# What you need to do
Go through the entries below and print each one exactly, leaving out pictures.

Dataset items

— START —

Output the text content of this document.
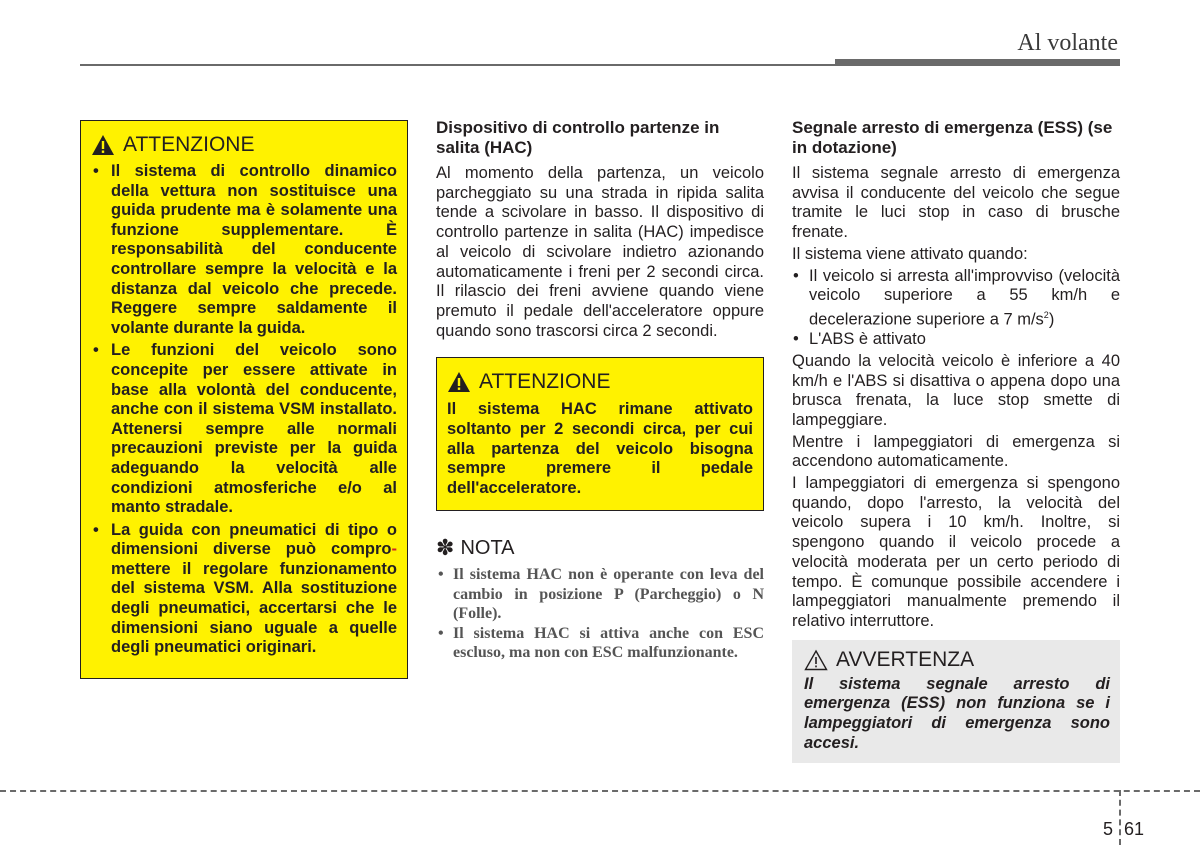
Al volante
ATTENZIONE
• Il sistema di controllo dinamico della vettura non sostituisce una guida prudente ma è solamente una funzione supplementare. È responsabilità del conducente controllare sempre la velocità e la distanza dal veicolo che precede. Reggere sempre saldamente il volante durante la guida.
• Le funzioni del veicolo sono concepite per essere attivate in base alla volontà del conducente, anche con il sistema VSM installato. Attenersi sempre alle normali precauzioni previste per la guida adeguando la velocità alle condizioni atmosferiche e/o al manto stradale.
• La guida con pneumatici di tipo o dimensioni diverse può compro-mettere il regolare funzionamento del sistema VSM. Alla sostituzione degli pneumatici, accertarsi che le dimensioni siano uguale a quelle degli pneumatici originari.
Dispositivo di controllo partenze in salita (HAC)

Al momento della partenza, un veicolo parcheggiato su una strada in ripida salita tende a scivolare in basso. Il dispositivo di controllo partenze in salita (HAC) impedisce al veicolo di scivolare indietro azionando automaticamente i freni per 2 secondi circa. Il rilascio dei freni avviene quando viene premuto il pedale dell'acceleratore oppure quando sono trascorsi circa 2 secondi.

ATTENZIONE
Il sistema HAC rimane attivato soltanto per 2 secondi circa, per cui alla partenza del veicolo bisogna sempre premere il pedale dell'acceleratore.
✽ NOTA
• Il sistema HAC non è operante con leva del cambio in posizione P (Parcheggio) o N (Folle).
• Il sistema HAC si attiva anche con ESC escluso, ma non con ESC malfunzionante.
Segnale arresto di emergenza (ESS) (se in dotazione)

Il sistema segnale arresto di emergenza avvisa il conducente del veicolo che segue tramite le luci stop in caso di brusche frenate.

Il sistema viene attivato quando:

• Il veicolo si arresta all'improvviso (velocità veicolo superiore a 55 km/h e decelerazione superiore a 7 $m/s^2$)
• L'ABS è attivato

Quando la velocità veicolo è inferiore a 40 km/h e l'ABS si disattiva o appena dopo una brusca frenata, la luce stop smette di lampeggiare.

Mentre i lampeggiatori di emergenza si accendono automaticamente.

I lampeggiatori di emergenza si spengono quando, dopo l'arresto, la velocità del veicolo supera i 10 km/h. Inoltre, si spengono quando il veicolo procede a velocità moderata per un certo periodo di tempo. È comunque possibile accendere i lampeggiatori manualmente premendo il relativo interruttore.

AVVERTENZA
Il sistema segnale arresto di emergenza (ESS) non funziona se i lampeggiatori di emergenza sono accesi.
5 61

— END —

# Complete output
Output the text content of this document.
Al volante
ATTENZIONE
• Il sistema di controllo dinamico della vettura non sostituisce una guida prudente ma è solamente una funzione supplementare. È responsabilità del conducente controllare sempre la velocità e la distanza dal veicolo che precede. Reggere sempre saldamente il volante durante la guida.
• Le funzioni del veicolo sono concepite per essere attivate in base alla volontà del conducente, anche con il sistema VSM installato. Attenersi sempre alle normali precauzioni previste per la guida adeguando la velocità alle condizioni atmosferiche e/o al manto stradale.
• La guida con pneumatici di tipo o dimensioni diverse può compro-mettere il regolare funzionamento del sistema VSM. Alla sostituzione degli pneumatici, accertarsi che le dimensioni siano uguale a quelle degli pneumatici originari.
Dispositivo di controllo partenze in salita (HAC)

Al momento della partenza, un veicolo parcheggiato su una strada in ripida salita tende a scivolare in basso. Il dispositivo di controllo partenze in salita (HAC) impedisce al veicolo di scivolare indietro azionando automaticamente i freni per 2 secondi circa. Il rilascio dei freni avviene quando viene premuto il pedale dell'acceleratore oppure quando sono trascorsi circa 2 secondi.

ATTENZIONE
Il sistema HAC rimane attivato soltanto per 2 secondi circa, per cui alla partenza del veicolo bisogna sempre premere il pedale dell'acceleratore.
✽ NOTA
• Il sistema HAC non è operante con leva del cambio in posizione P (Parcheggio) o N (Folle).
• Il sistema HAC si attiva anche con ESC escluso, ma non con ESC malfunzionante.
Segnale arresto di emergenza (ESS) (se in dotazione)

Il sistema segnale arresto di emergenza avvisa il conducente del veicolo che segue tramite le luci stop in caso di brusche frenate.

Il sistema viene attivato quando:

• Il veicolo si arresta all'improvviso (velocità veicolo superiore a 55 km/h e decelerazione superiore a 7 $m/s^2$)
• L'ABS è attivato

Quando la velocità veicolo è inferiore a 40 km/h e l'ABS si disattiva o appena dopo una brusca frenata, la luce stop smette di lampeggiare.

Mentre i lampeggiatori di emergenza si accendono automaticamente.

I lampeggiatori di emergenza si spengono quando, dopo l'arresto, la velocità del veicolo supera i 10 km/h. Inoltre, si spengono quando il veicolo procede a velocità moderata per un certo periodo di tempo. È comunque possibile accendere i lampeggiatori manualmente premendo il relativo interruttore.

AVVERTENZA
Il sistema segnale arresto di emergenza (ESS) non funziona se i lampeggiatori di emergenza sono accesi.
5 61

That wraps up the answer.